GIVEN DATA |
——————————
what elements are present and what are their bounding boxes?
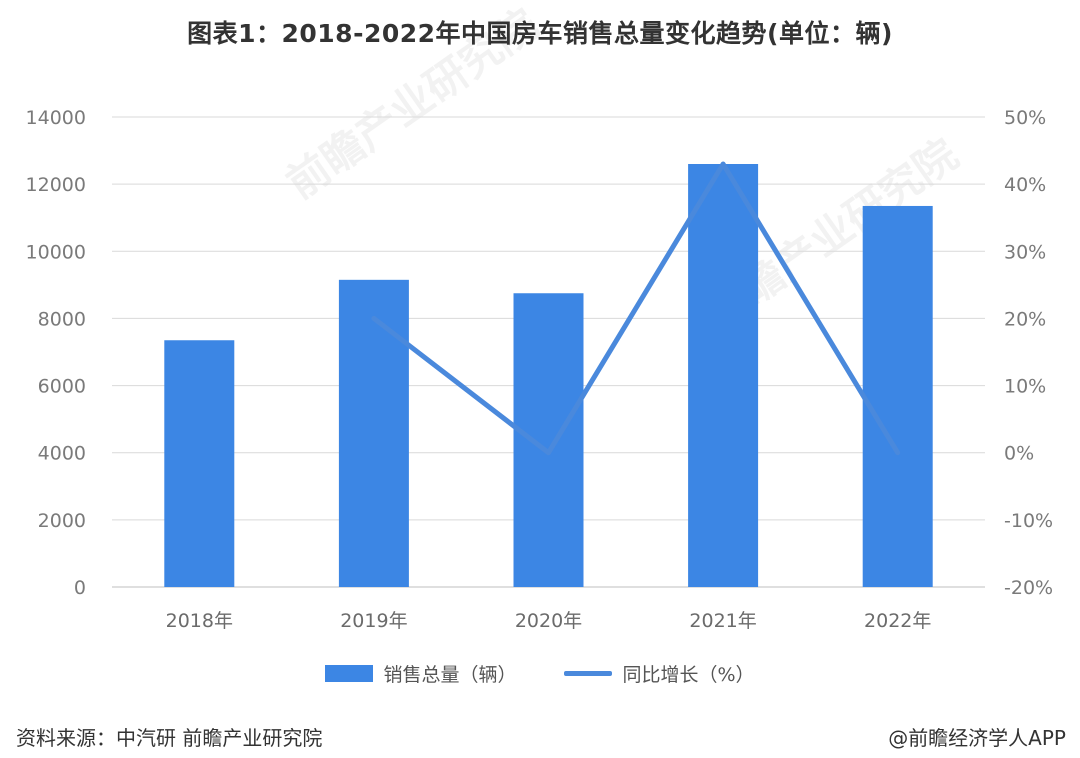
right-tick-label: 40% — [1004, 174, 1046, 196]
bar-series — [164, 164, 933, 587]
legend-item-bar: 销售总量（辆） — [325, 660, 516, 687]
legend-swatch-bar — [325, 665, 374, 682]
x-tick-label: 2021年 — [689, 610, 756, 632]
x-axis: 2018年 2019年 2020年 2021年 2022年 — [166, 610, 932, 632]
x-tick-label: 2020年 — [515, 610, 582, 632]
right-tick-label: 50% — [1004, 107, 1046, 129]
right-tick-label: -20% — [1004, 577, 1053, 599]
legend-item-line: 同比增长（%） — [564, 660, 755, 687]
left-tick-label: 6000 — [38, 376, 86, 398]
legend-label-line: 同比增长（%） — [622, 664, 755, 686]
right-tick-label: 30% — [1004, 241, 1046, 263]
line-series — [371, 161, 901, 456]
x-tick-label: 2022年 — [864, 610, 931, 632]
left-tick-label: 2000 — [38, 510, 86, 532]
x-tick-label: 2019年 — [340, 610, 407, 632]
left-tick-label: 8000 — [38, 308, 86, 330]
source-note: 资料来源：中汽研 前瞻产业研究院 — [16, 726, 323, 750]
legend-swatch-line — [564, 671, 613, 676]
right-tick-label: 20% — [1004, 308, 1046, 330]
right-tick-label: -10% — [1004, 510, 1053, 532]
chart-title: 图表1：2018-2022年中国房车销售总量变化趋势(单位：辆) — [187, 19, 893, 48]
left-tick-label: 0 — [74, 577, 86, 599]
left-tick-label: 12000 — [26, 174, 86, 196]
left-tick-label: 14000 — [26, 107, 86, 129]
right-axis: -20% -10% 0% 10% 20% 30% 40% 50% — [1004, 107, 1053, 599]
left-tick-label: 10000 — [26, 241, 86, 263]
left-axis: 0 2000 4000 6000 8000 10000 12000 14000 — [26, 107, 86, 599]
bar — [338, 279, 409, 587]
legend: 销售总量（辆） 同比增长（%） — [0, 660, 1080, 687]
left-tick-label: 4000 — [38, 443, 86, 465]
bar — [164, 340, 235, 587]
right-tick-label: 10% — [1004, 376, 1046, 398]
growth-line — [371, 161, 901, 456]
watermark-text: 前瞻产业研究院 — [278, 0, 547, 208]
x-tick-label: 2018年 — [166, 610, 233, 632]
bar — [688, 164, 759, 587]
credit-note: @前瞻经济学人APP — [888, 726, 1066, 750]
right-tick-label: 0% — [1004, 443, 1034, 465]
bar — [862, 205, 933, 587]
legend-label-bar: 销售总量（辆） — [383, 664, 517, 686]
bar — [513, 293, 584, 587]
——————————
PROBLEM TO SOLVE |
Copy the lines from the one containing "right-tick-label: 40% —" up to and including the one containing "legend-label-line: 同比增长（%） —", with no change.

COMPLETE ANSWER |
right-tick-label: 40% — [1004, 174, 1046, 196]
bar-series — [164, 164, 933, 587]
legend-item-bar: 销售总量（辆） — [325, 660, 516, 687]
legend-swatch-bar — [325, 665, 374, 682]
x-tick-label: 2021年 — [689, 610, 756, 632]
x-axis: 2018年 2019年 2020年 2021年 2022年 — [166, 610, 932, 632]
x-tick-label: 2020年 — [515, 610, 582, 632]
right-tick-label: 50% — [1004, 107, 1046, 129]
right-tick-label: -20% — [1004, 577, 1053, 599]
legend-item-line: 同比增长（%） — [564, 660, 755, 687]
left-tick-label: 6000 — [38, 376, 86, 398]
legend-label-line: 同比增长（%） — [622, 664, 755, 686]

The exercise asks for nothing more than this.